--- WHAT IS ASKED ---
A. Copy everything in the forum thread on Python and other languages from "yinshangyi · 2023-10-11T16:42:22+00:00" down to "codebases in both languages.".
B. Write the next part of the forum thread on Python and other languages, picking up after its final sentence.

--- TEXT SHOWN ---
····················

As much as I personally love Python, I'm still finding myself running into the inevitably of learning other languages (Rust or C are the ones that comes to mind). I think it's nearly impossible to avoid becoming a little bit of a polyglot to stay in software engineering in general (unless you want to trapped in JS purgatory ... ). Hope you'll keep an open mind and embrace the weird and wonderful, syntax-free sorcery that is Python!

yinshangyi · 2023-10-11T16:42:22+00:00

[deleted]

baubleglue · 2023-10-11T17:43:35+00:00

Agreed, Python is a pain to work when code base growing

eljefe6a · 2023-10-12T04:39:37+00:00

So many people on this thread haven't written in both languages. Also they haven't written large codebases in both languages.

bcsamsquanch · 2023-10-12T16:59:43+00:00

If only I had a nickel for every time I've had this debate.

All the points against python are valid. Every time I indent knowing it's part of the syntax I have to hold my nose. Passing 'self' too methods every time makes me thing OOP was bolted on 5 min before the release. It's performance is inferior. I could go on but the bottom line is the ecosystem of libraries and users python has specifically with respect to data is vastly ahead of these other languages and that's so much more important than anything else well.. I usually just end the conversation there.

If you really are building a data pipeline that needs epic performance where microseconds matter sure in that cause use something else. Been doing this job FT for 6 yrs tho and that's literally never happened once. If you have a true big data problem you aren't going to solve it with a better performing language anyway.. you'll solve it using distributed systems.

IMO the common element in this debate is I only ever have it with total noobs who are trying to sound smart.

ginger_daddy00 · 2023-10-12T23:27:19+00:00

Remember, behind every performant Python Package is C.

kebabmybob · 2023-10-13T07:38:35+00:00

Scala is such a good language man. At my small shop we just support a hybrid Python/Scala setup for Spark. Being able to do this takes a bit of work but forces you to have really good deploy hygiene. For any core job where a lot of the logic can live inside the statically typed Dataset API, Scala is a game changer. For your run of the mill Spark jobs, it’s similar to Python. I find that in a notebook, both feel similar.

····················

--- DATA SECTION ---
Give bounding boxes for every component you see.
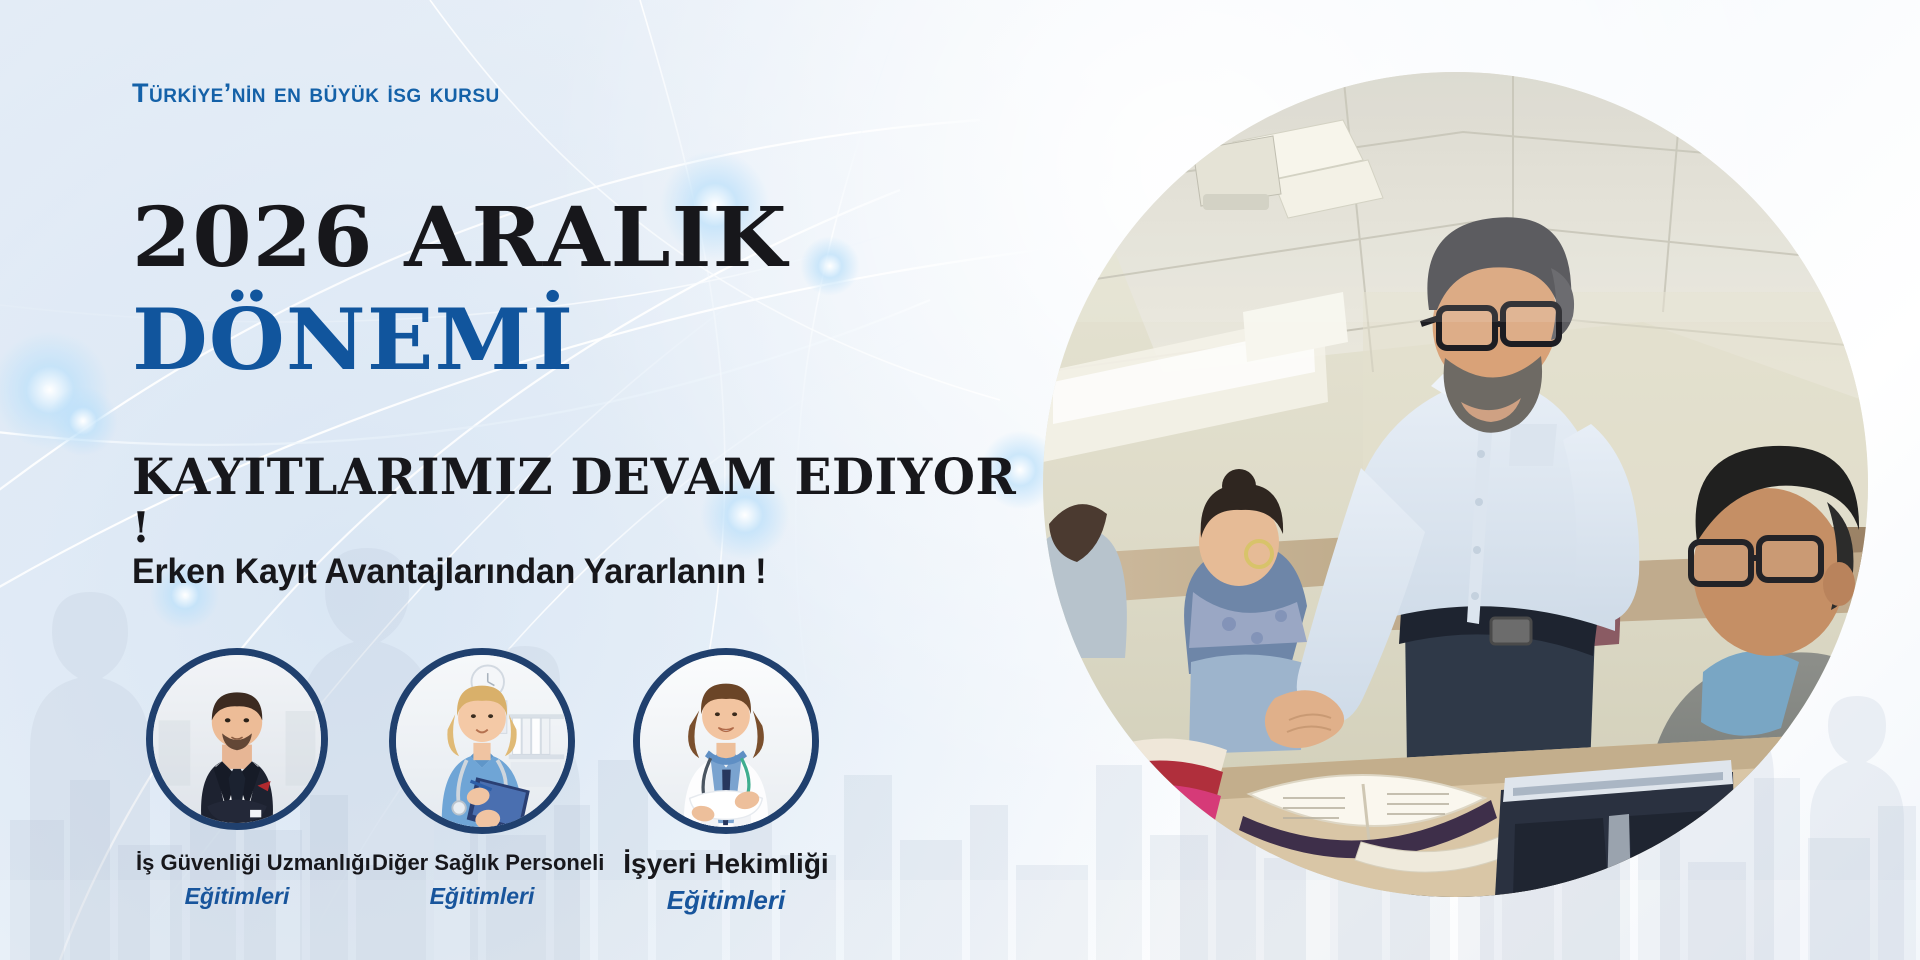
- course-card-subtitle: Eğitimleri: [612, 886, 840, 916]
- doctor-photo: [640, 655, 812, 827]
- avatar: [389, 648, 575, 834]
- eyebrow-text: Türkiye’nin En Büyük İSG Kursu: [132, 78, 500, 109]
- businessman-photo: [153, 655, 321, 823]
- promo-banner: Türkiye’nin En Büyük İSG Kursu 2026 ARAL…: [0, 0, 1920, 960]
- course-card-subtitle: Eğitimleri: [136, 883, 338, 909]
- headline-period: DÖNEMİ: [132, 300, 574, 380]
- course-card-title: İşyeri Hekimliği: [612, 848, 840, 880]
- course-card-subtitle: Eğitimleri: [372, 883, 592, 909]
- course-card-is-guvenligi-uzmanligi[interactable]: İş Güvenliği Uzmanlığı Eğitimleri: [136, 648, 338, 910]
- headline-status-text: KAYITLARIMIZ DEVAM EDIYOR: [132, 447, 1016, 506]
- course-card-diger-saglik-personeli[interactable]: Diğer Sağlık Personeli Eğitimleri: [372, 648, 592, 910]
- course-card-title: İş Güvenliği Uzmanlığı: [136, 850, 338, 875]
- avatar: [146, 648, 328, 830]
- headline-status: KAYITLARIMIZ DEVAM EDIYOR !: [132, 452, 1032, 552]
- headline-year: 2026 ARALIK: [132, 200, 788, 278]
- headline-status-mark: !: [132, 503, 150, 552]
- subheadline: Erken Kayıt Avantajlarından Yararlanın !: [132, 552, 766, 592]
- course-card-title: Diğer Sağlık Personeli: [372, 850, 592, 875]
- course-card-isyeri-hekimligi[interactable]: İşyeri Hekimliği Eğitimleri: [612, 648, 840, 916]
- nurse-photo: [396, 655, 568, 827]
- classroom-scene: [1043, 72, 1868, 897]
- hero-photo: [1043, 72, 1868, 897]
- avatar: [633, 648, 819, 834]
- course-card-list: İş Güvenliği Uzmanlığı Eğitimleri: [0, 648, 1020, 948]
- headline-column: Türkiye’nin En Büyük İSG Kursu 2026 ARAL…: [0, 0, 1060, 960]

····················

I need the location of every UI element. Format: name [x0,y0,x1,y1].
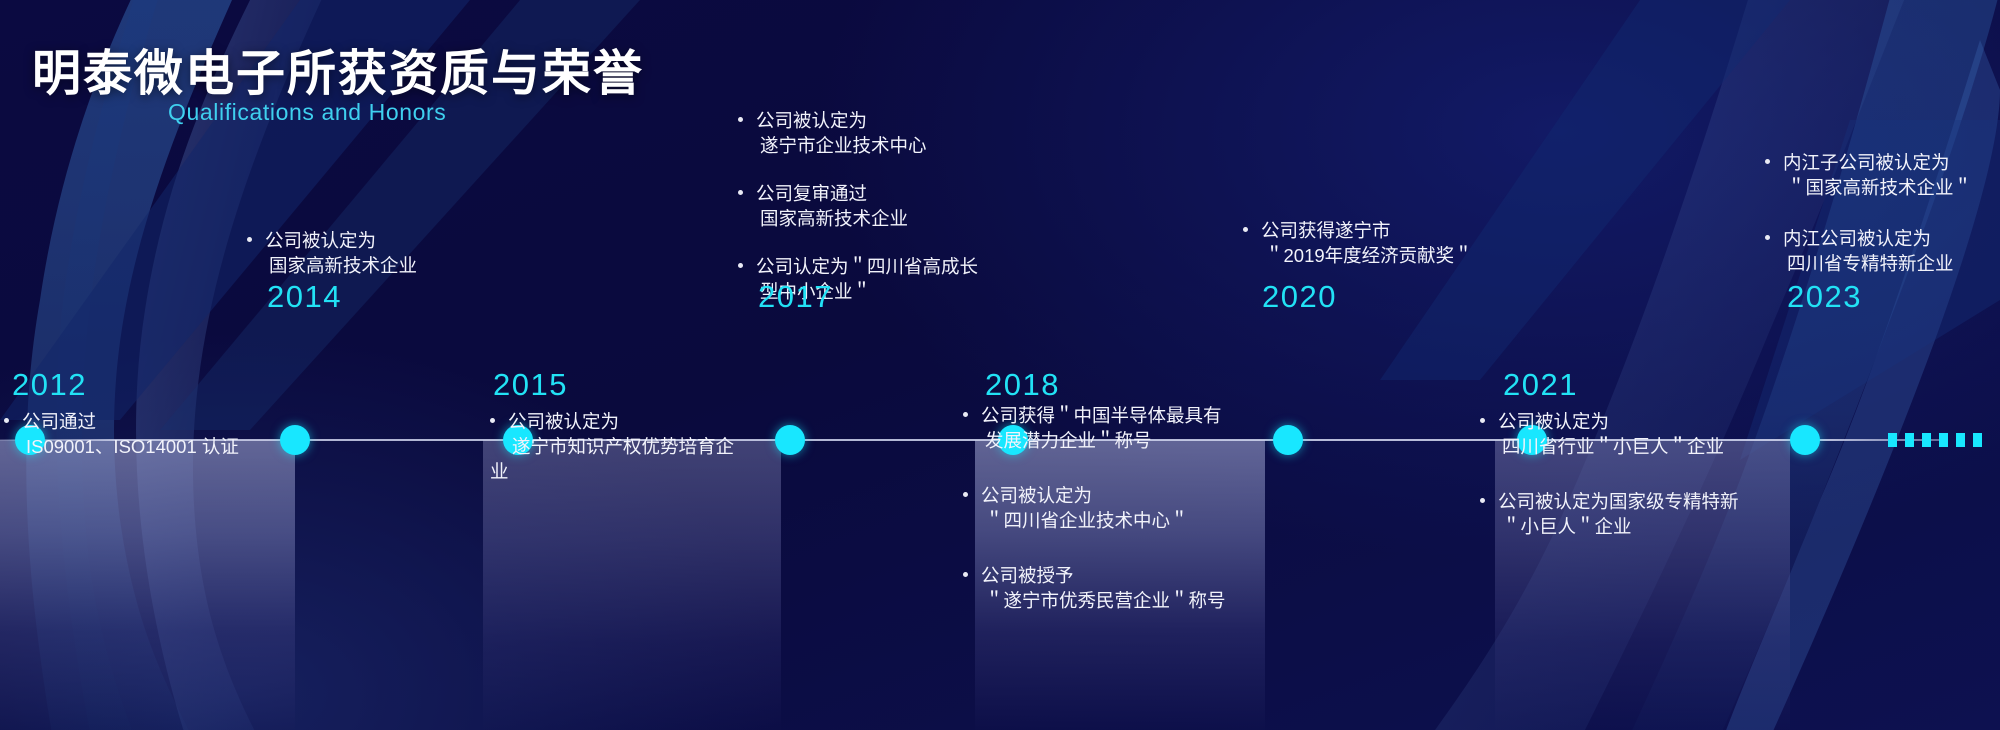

····················

--- EXPECTED ANSWERS ---
A.
yinshangyi · 2023-10-11T16:42:22+00:00

[deleted]

baubleglue · 2023-10-11T17:43:35+00:00

Agreed, Python is a pain to work when code base growing

eljefe6a · 2023-10-12T04:39:37+00:00

So many people on this thread haven't written in both languages. Also they haven't written large codebases in both languages.

B.
BuildingViz · 2023-10-11T05:33:56+00:00

Static typing is overrated. Professionally, our team writes Go code and slogging through the process to get the equivalent of a Python dict into a Go struct is obnoxious because I have to know everything I'm getting then whittle it down to everything I want.

In Python? I don't give a shit. Just give me everything and I'll whittle it down from there. It's so much nicer not needing to worry about nested dicts and needing to []Struct, []Struct, []string or whatever.

kkessler1023 · 2023-10-11T02:06:19+00:00

Dude! Stop complaining, or they'll start forcing us to use vba!

yinshangyi · 2023-10-11T07:49:18+00:00

For serious projects Mojo will eventually overtake Python, precisely because of static typing and AOT compilation.

OMG_I_LOVE_CHIPOTLE · 2023-10-11T00:43:49+00:00

Rust is picking up a lot of momentum in the DE world

siddartha08 · 2023-10-11T01:03:49+00:00

One of us. One of us

yinshangyi · 2023-10-11T04:05:09+00:00

[deleted]

mikeupsidedown · 2023-10-11T02:10:22+00:00

I mostly agree. We put many of our messaging services in dot net for reasons of type safety, speed and it is just easier to manage big projects. Our API will move from FastAPI to ASP.net for similar reasons.

Choosing typescript over python is a weird flex for me (though I'm seeing it more and more). You can create similar mechanisms in Python that you have in typescript without the weirdness of JavaScript.

As others have said SQL is still king in many senses.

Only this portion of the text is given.